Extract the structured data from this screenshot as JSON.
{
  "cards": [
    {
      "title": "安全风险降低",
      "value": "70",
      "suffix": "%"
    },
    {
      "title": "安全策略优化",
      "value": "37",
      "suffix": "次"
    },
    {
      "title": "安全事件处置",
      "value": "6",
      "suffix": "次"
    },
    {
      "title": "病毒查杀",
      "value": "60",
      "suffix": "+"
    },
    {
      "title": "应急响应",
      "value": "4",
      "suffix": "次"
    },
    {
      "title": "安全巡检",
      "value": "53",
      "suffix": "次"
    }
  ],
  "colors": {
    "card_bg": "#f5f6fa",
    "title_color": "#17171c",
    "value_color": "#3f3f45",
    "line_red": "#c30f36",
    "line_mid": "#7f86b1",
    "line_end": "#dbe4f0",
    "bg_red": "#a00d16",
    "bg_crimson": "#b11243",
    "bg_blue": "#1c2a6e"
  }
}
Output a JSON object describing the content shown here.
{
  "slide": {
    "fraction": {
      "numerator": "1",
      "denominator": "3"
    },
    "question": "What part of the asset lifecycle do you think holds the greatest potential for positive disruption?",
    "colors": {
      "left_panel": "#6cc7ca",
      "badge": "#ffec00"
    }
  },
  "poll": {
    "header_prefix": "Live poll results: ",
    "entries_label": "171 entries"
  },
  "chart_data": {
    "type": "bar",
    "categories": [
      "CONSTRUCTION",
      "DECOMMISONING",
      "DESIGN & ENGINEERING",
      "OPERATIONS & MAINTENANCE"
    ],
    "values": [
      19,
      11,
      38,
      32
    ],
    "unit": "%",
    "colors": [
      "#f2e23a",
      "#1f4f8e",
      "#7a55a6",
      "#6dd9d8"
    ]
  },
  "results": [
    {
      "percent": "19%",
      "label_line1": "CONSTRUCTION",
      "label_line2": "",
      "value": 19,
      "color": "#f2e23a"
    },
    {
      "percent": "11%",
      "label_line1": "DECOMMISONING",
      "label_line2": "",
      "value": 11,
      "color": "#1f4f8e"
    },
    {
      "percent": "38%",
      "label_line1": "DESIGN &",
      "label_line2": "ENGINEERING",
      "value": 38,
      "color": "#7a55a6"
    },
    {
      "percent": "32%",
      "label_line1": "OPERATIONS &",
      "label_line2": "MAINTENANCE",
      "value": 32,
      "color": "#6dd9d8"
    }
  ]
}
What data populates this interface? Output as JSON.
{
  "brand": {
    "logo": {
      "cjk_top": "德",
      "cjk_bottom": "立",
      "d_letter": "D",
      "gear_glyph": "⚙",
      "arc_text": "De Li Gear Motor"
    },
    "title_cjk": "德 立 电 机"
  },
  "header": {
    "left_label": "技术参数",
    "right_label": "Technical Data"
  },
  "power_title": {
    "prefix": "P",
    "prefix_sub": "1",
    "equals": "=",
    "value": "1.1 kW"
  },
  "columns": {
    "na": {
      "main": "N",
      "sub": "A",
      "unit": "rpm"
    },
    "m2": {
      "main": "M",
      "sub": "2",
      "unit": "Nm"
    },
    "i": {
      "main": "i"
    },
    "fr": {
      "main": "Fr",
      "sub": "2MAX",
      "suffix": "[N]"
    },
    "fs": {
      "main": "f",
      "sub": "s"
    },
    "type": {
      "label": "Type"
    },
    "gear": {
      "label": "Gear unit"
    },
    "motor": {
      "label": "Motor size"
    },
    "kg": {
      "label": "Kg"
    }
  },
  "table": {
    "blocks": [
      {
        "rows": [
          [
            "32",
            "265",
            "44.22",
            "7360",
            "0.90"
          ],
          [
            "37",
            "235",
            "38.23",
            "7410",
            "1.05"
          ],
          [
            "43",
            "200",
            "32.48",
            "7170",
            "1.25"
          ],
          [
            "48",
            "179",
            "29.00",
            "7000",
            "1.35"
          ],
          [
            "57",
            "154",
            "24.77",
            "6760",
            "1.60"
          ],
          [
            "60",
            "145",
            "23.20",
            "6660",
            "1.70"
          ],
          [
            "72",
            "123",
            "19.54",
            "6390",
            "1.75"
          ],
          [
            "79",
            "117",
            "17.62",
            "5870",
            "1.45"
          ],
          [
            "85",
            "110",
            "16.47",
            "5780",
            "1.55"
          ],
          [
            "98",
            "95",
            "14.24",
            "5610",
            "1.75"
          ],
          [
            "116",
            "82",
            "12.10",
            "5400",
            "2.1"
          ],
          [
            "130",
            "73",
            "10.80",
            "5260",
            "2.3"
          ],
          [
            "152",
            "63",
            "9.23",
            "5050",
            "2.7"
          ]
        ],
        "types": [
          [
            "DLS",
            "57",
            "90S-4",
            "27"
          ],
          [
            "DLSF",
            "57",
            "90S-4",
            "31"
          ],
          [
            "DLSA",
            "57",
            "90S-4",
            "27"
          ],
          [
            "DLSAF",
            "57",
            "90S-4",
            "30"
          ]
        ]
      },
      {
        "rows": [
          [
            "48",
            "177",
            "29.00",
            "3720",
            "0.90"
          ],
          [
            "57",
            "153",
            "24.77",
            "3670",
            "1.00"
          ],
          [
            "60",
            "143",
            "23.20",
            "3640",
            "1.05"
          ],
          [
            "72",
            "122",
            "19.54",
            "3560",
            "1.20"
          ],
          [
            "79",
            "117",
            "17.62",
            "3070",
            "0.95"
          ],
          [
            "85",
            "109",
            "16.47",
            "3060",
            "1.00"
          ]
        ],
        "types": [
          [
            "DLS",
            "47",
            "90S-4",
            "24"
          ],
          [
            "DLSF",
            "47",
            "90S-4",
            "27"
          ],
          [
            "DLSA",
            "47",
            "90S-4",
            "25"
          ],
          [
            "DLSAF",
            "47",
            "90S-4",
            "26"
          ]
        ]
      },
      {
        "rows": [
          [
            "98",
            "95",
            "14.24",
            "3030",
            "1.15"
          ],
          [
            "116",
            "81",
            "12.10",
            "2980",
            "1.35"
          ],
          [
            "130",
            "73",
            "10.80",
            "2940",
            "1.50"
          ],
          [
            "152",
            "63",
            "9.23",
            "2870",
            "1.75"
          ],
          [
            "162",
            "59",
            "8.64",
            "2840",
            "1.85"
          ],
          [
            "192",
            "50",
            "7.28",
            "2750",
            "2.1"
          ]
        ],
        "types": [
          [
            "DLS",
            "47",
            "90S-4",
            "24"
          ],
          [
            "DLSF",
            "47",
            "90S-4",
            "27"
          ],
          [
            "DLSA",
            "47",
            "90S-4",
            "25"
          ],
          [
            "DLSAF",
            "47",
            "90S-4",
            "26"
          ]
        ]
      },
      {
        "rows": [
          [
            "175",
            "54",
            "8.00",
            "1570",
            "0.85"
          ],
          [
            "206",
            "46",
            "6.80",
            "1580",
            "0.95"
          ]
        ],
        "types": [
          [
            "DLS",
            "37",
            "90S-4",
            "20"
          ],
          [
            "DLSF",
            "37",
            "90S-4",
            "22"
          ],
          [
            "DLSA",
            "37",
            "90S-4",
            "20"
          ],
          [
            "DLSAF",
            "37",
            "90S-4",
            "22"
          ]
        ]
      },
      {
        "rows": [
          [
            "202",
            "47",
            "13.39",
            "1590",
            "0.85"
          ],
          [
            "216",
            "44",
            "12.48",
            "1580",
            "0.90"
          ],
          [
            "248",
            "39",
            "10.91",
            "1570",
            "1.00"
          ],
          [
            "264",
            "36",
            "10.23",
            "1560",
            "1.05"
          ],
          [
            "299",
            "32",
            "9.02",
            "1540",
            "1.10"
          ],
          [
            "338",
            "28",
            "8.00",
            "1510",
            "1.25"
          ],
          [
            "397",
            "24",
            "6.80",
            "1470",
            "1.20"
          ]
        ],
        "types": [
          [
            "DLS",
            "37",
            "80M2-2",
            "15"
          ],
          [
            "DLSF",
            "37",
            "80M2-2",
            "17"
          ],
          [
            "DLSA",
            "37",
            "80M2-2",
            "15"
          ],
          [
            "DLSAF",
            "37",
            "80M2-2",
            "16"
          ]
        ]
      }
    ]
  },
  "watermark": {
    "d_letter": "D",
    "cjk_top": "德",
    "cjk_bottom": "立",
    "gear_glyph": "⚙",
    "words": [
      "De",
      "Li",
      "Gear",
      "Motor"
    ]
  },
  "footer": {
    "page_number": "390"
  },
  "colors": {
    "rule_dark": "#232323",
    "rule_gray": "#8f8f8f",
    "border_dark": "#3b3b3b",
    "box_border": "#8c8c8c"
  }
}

**Exercise**
Report back each line of the entries that holds the string "Output".

**Finished answer**
Output a JSON object describing the content shown here.
What data populates this interface? Output as JSON.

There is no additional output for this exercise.